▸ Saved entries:

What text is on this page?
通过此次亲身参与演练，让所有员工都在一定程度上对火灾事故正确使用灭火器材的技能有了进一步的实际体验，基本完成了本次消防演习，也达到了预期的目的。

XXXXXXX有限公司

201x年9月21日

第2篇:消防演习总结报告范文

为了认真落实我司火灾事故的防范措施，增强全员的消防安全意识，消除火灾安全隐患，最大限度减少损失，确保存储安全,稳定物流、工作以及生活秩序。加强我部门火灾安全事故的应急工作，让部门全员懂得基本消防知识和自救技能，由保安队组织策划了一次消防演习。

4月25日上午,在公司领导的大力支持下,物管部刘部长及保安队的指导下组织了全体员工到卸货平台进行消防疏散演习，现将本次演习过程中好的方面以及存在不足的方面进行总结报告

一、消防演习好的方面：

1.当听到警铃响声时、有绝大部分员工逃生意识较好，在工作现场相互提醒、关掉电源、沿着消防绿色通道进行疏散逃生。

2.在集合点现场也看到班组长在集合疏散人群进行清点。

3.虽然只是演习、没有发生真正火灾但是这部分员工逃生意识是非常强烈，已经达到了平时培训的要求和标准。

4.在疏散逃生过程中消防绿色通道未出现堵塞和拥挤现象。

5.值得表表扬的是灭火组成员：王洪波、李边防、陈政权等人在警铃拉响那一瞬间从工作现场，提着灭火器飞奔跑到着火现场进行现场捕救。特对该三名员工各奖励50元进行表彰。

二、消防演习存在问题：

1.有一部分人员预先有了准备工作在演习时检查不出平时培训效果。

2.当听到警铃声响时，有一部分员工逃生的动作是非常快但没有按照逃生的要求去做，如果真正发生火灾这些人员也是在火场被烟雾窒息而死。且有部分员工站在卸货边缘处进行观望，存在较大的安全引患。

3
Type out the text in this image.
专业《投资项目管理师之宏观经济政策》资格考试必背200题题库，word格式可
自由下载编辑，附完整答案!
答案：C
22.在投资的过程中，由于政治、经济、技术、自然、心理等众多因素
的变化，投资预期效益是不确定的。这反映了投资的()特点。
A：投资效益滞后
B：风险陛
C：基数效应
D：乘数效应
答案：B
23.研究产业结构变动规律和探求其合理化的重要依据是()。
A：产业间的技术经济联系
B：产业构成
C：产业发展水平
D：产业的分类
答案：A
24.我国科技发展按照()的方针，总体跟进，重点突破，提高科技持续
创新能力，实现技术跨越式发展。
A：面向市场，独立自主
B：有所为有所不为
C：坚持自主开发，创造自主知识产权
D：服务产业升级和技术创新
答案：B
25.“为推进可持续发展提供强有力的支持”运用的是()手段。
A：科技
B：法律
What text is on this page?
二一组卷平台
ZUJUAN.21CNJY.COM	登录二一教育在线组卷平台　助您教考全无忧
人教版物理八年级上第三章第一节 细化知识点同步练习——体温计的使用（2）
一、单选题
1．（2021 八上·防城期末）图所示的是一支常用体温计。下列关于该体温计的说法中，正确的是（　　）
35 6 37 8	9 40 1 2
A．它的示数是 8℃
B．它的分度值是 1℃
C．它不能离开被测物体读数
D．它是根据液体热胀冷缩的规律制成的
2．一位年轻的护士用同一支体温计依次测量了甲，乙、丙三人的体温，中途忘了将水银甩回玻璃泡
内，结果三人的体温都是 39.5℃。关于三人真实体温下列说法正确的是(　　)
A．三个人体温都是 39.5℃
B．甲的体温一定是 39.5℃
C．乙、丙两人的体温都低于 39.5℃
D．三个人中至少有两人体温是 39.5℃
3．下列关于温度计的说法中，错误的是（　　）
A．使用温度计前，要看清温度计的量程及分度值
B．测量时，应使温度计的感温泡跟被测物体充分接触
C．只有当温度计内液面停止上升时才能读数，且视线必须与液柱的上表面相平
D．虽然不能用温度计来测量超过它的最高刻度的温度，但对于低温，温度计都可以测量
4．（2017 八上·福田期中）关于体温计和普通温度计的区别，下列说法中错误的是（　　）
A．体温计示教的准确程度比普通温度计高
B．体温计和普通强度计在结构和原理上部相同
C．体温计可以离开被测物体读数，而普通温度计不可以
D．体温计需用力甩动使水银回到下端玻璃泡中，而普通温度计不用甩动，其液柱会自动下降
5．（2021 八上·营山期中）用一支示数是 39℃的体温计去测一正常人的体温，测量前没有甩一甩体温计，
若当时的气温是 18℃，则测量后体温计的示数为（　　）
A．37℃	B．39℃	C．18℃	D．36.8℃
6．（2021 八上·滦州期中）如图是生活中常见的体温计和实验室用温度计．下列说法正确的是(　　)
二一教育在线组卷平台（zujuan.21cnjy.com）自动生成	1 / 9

▸ What the task requires: Copy all of the data exactly.

▸ Output for this exercise:
What text is on this page?
通过此次亲身参与演练，让所有员工都在一定程度上对火灾事故正确使用灭火器材的技能有了进一步的实际体验，基本完成了本次消防演习，也达到了预期的目的。

XXXXXXX有限公司

201x年9月21日

第2篇:消防演习总结报告范文

为了认真落实我司火灾事故的防范措施，增强全员的消防安全意识，消除火灾安全隐患，最大限度减少损失，确保存储安全,稳定物流、工作以及生活秩序。加强我部门火灾安全事故的应急工作，让部门全员懂得基本消防知识和自救技能，由保安队组织策划了一次消防演习。

4月25日上午,在公司领导的大力支持下,物管部刘部长及保安队的指导下组织了全体员工到卸货平台进行消防疏散演习，现将本次演习过程中好的方面以及存在不足的方面进行总结报告

一、消防演习好的方面：

1.当听到警铃响声时、有绝大部分员工逃生意识较好，在工作现场相互提醒、关掉电源、沿着消防绿色通道进行疏散逃生。

2.在集合点现场也看到班组长在集合疏散人群进行清点。

3.虽然只是演习、没有发生真正火灾但是这部分员工逃生意识是非常强烈，已经达到了平时培训的要求和标准。

4.在疏散逃生过程中消防绿色通道未出现堵塞和拥挤现象。

5.值得表表扬的是灭火组成员：王洪波、李边防、陈政权等人在警铃拉响那一瞬间从工作现场，提着灭火器飞奔跑到着火现场进行现场捕救。特对该三名员工各奖励50元进行表彰。

二、消防演习存在问题：

1.有一部分人员预先有了准备工作在演习时检查不出平时培训效果。

2.当听到警铃声响时，有一部分员工逃生的动作是非常快但没有按照逃生的要求去做，如果真正发生火灾这些人员也是在火场被烟雾窒息而死。且有部分员工站在卸货边缘处进行观望，存在较大的安全引患。

3
Type out the text in this image.
专业《投资项目管理师之宏观经济政策》资格考试必背200题题库，word格式可
自由下载编辑，附完整答案!
答案：C
22.在投资的过程中，由于政治、经济、技术、自然、心理等众多因素
的变化，投资预期效益是不确定的。这反映了投资的()特点。
A：投资效益滞后
B：风险陛
C：基数效应
D：乘数效应
答案：B
23.研究产业结构变动规律和探求其合理化的重要依据是()。
A：产业间的技术经济联系
B：产业构成
C：产业发展水平
D：产业的分类
答案：A
24.我国科技发展按照()的方针，总体跟进，重点突破，提高科技持续
创新能力，实现技术跨越式发展。
A：面向市场，独立自主
B：有所为有所不为
C：坚持自主开发，创造自主知识产权
D：服务产业升级和技术创新
答案：B
25.“为推进可持续发展提供强有力的支持”运用的是()手段。
A：科技
B：法律
What text is on this page?
二一组卷平台
ZUJUAN.21CNJY.COM	登录二一教育在线组卷平台　助您教考全无忧
人教版物理八年级上第三章第一节 细化知识点同步练习——体温计的使用（2）
一、单选题
1．（2021 八上·防城期末）图所示的是一支常用体温计。下列关于该体温计的说法中，正确的是（　　）
35 6 37 8	9 40 1 2
A．它的示数是 8℃
B．它的分度值是 1℃
C．它不能离开被测物体读数
D．它是根据液体热胀冷缩的规律制成的
2．一位年轻的护士用同一支体温计依次测量了甲，乙、丙三人的体温，中途忘了将水银甩回玻璃泡
内，结果三人的体温都是 39.5℃。关于三人真实体温下列说法正确的是(　　)
A．三个人体温都是 39.5℃
B．甲的体温一定是 39.5℃
C．乙、丙两人的体温都低于 39.5℃
D．三个人中至少有两人体温是 39.5℃
3．下列关于温度计的说法中，错误的是（　　）
A．使用温度计前，要看清温度计的量程及分度值
B．测量时，应使温度计的感温泡跟被测物体充分接触
C．只有当温度计内液面停止上升时才能读数，且视线必须与液柱的上表面相平
D．虽然不能用温度计来测量超过它的最高刻度的温度，但对于低温，温度计都可以测量
4．（2017 八上·福田期中）关于体温计和普通温度计的区别，下列说法中错误的是（　　）
A．体温计示教的准确程度比普通温度计高
B．体温计和普通强度计在结构和原理上部相同
C．体温计可以离开被测物体读数，而普通温度计不可以
D．体温计需用力甩动使水银回到下端玻璃泡中，而普通温度计不用甩动，其液柱会自动下降
5．（2021 八上·营山期中）用一支示数是 39℃的体温计去测一正常人的体温，测量前没有甩一甩体温计，
若当时的气温是 18℃，则测量后体温计的示数为（　　）
A．37℃	B．39℃	C．18℃	D．36.8℃
6．（2021 八上·滦州期中）如图是生活中常见的体温计和实验室用温度计．下列说法正确的是(　　)
二一教育在线组卷平台（zujuan.21cnjy.com）自动生成	1 / 9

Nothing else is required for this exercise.